### Task to carry out
In the material below, find each line holding the string "JSON" and copy it.

### Supplied material
▶

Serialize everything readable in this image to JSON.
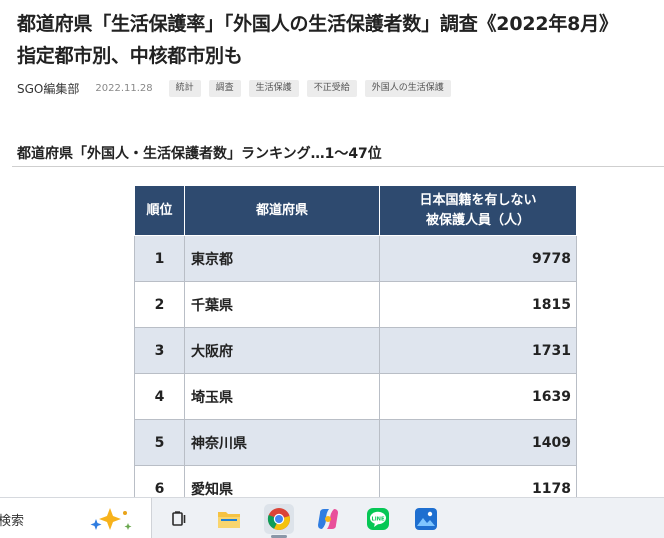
{
  "article": {
    "title_line1": "都道府県「生活保護率」「外国人の生活保護者数」調査《2022年8月》",
    "title_line2": "指定都市別、中核都市別も",
    "author": "SGO編集部",
    "date": "2022.11.28",
    "tags": [
      "統計",
      "調査",
      "生活保護",
      "不正受給",
      "外国人の生活保護"
    ]
  },
  "section": {
    "title": "都道府県「外国人・生活保護者数」ランキング…1〜47位"
  },
  "table": {
    "headers": {
      "rank": "順位",
      "prefecture": "都道府県",
      "count_line1": "日本国籍を有しない",
      "count_line2": "被保護人員（人）"
    },
    "rows": [
      {
        "rank": "1",
        "prefecture": "東京都",
        "count": "9778"
      },
      {
        "rank": "2",
        "prefecture": "千葉県",
        "count": "1815"
      },
      {
        "rank": "3",
        "prefecture": "大阪府",
        "count": "1731"
      },
      {
        "rank": "4",
        "prefecture": "埼玉県",
        "count": "1639"
      },
      {
        "rank": "5",
        "prefecture": "神奈川県",
        "count": "1409"
      },
      {
        "rank": "6",
        "prefecture": "愛知県",
        "count": "1178"
      }
    ]
  },
  "taskbar": {
    "search_label": "検索",
    "icons": [
      "copilot-sparkle-icon",
      "task-view-icon",
      "file-explorer-icon",
      "chrome-icon",
      "copilot-app-icon",
      "line-app-icon",
      "photos-app-icon"
    ],
    "colors": {
      "line_green": "#06c755",
      "header_navy": "#2e4a6f",
      "row_tint": "#dfe5ee"
    }
  }
}
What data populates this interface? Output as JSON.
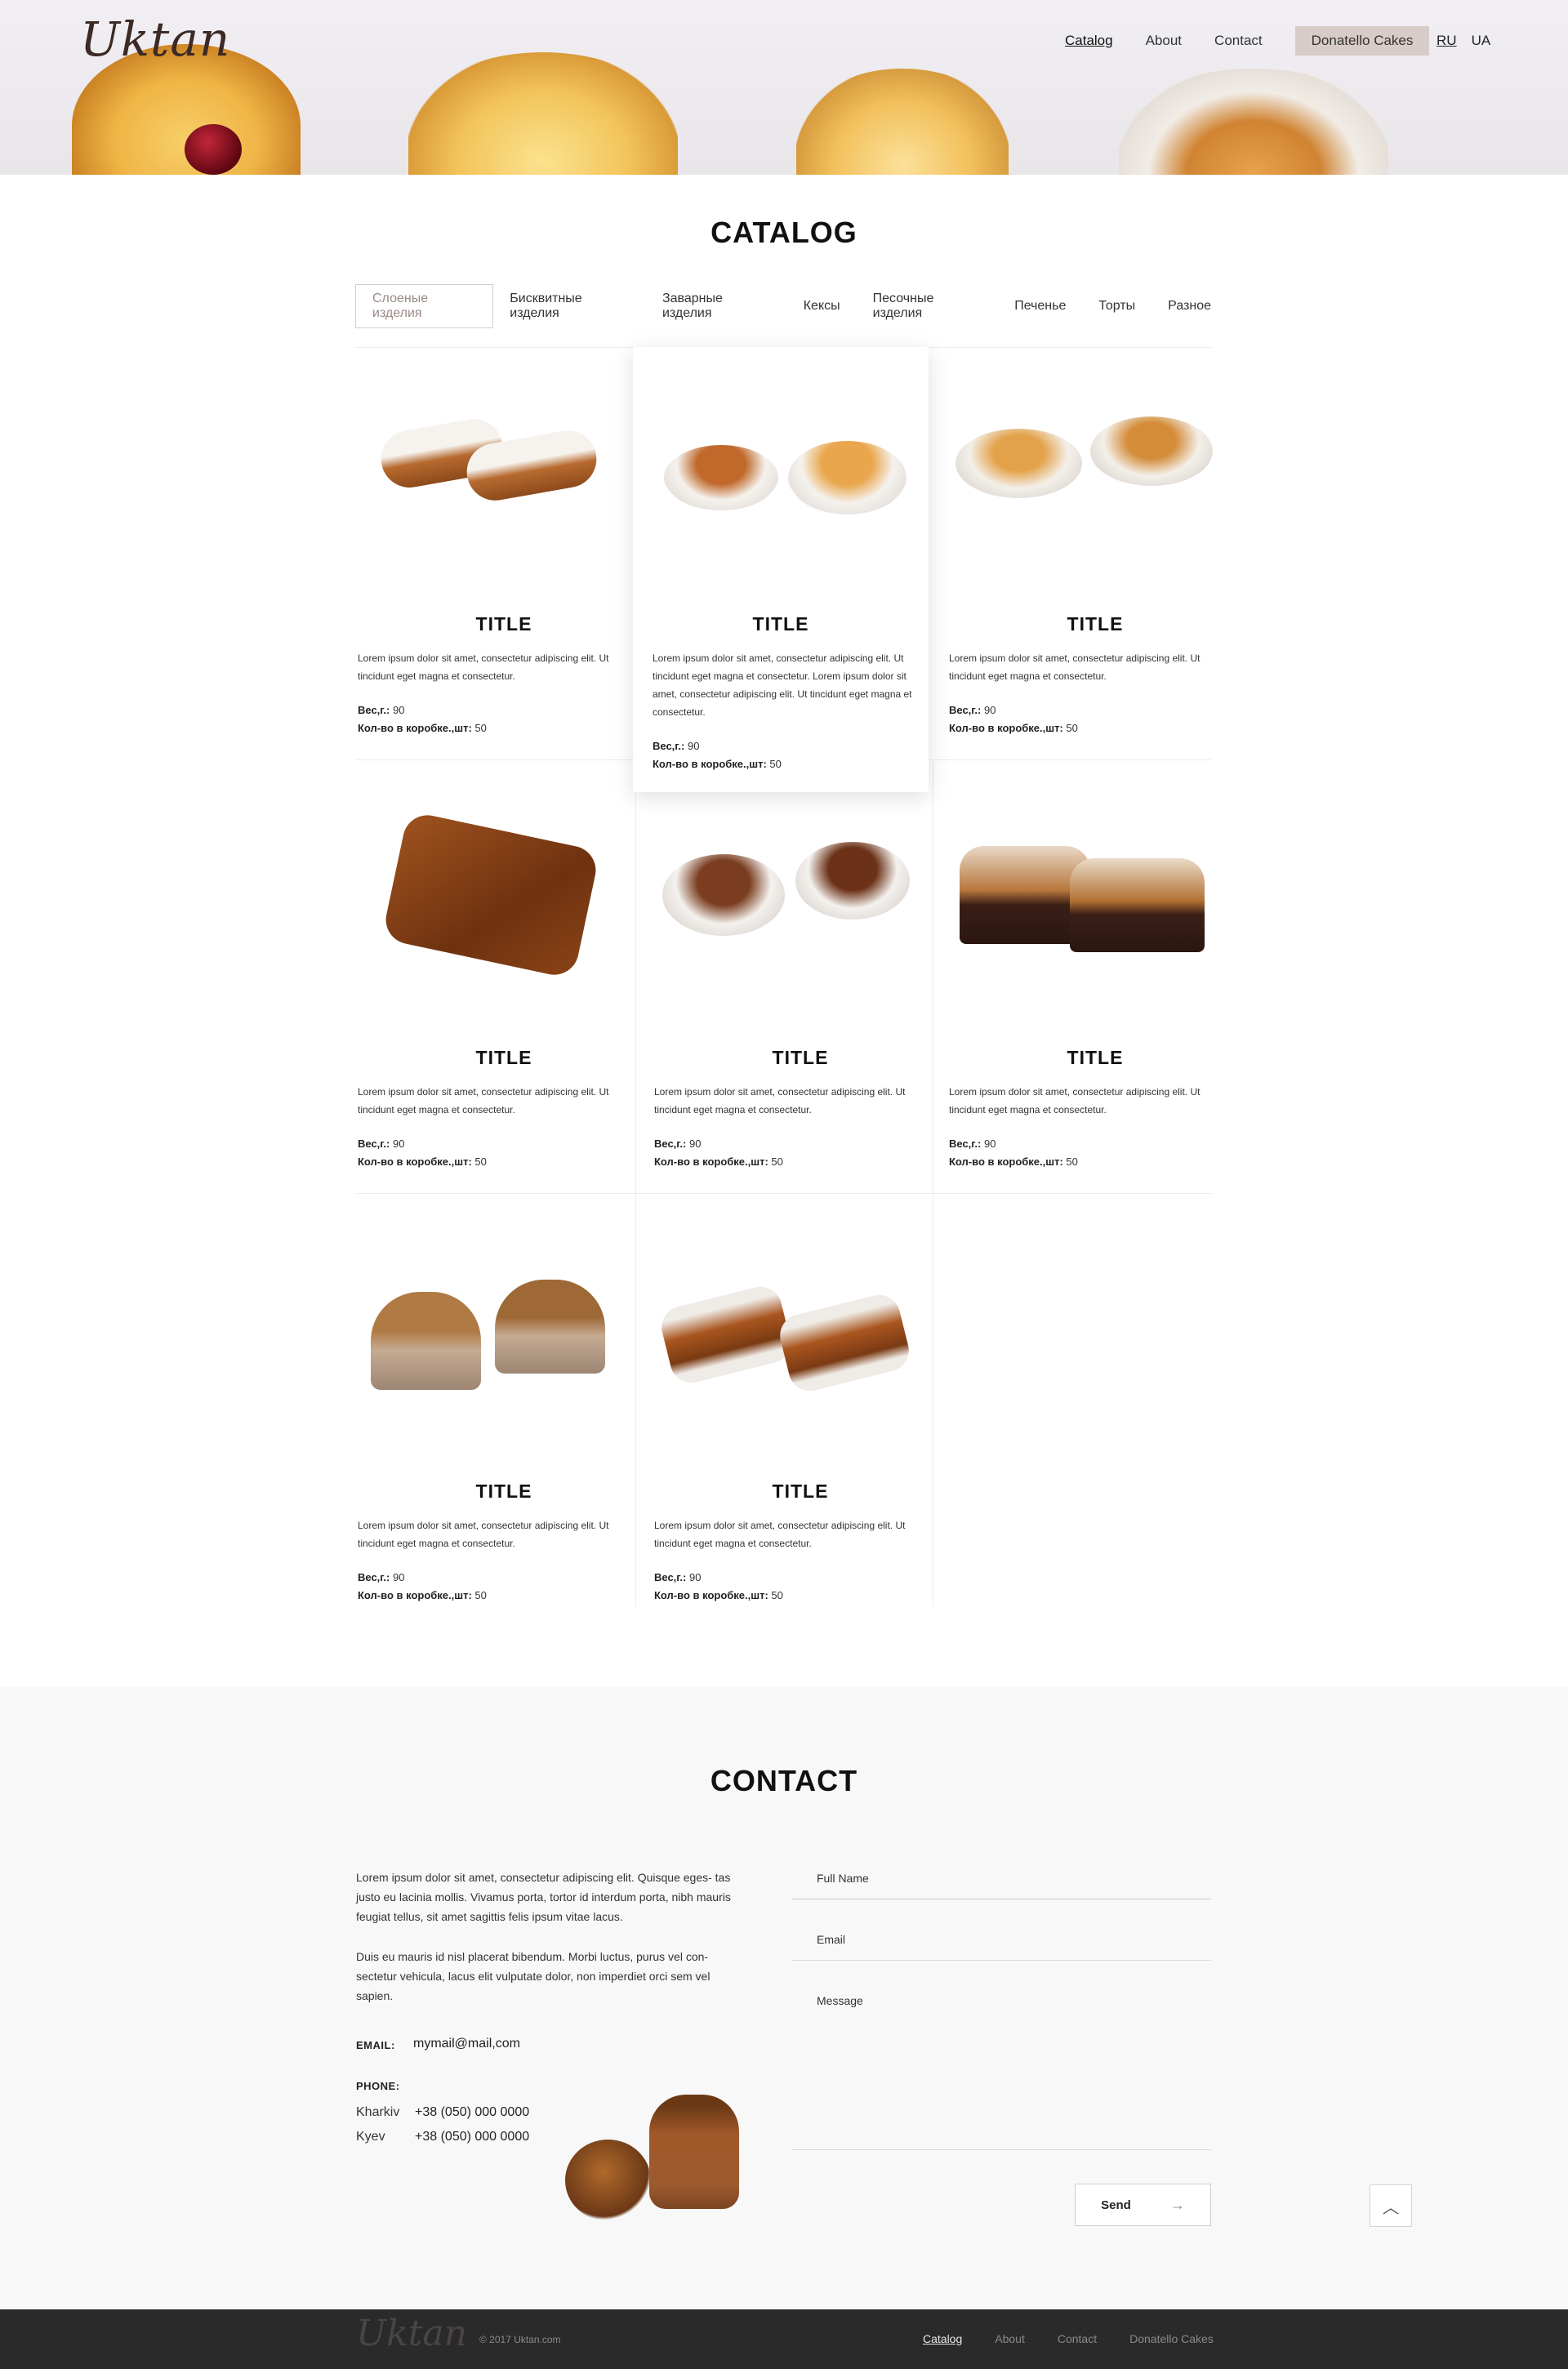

◀

### Complete output
Serialize everything readable in this image to JSON.
What data populates this interface? Output as JSON.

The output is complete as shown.